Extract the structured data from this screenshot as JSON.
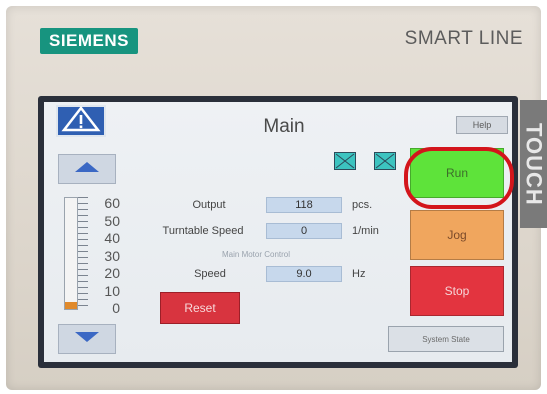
{
  "device": {
    "brand": "SIEMENS",
    "model": "SMART LINE",
    "side_label": "TOUCH"
  },
  "screen": {
    "title": "Main",
    "help_label": "Help",
    "section_label": "Main Motor Control",
    "reset_label": "Reset",
    "system_state_label": "System State"
  },
  "gauge": {
    "scale": [
      "60",
      "50",
      "40",
      "30",
      "20",
      "10",
      "0"
    ],
    "level_value": 4,
    "max_value": 60,
    "fill_color": "#e08a2c"
  },
  "rows": [
    {
      "label": "Output",
      "value": "118",
      "unit": "pcs."
    },
    {
      "label": "Turntable Speed",
      "value": "0",
      "unit": "1/min"
    },
    {
      "label": "Speed",
      "value": "9.0",
      "unit": "Hz"
    }
  ],
  "controls": {
    "run_label": "Run",
    "jog_label": "Jog",
    "stop_label": "Stop",
    "run_color": "#5ee33a",
    "jog_color": "#f0a65e",
    "stop_color": "#e3343f",
    "highlight_color": "#d3151b"
  },
  "icons": {
    "warning": "warning-triangle-icon",
    "arrow_up": "arrow-up-icon",
    "arrow_down": "arrow-down-icon",
    "status": "status-indicator-icon"
  }
}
——
- **STATED GOAL**
Nothing but the pictures may be dropped; output the records above exactly.

- **FINISHED ANSWER**
Extract the structured data from this screenshot as JSON.
{
  "device": {
    "brand": "SIEMENS",
    "model": "SMART LINE",
    "side_label": "TOUCH"
  },
  "screen": {
    "title": "Main",
    "help_label": "Help",
    "section_label": "Main Motor Control",
    "reset_label": "Reset",
    "system_state_label": "System State"
  },
  "gauge": {
    "scale": [
      "60",
      "50",
      "40",
      "30",
      "20",
      "10",
      "0"
    ],
    "level_value": 4,
    "max_value": 60,
    "fill_color": "#e08a2c"
  },
  "rows": [
    {
      "label": "Output",
      "value": "118",
      "unit": "pcs."
    },
    {
      "label": "Turntable Speed",
      "value": "0",
      "unit": "1/min"
    },
    {
      "label": "Speed",
      "value": "9.0",
      "unit": "Hz"
    }
  ],
  "controls": {
    "run_label": "Run",
    "jog_label": "Jog",
    "stop_label": "Stop",
    "run_color": "#5ee33a",
    "jog_color": "#f0a65e",
    "stop_color": "#e3343f",
    "highlight_color": "#d3151b"
  },
  "icons": {
    "warning": "warning-triangle-icon",
    "arrow_up": "arrow-up-icon",
    "arrow_down": "arrow-down-icon",
    "status": "status-indicator-icon"
  }
}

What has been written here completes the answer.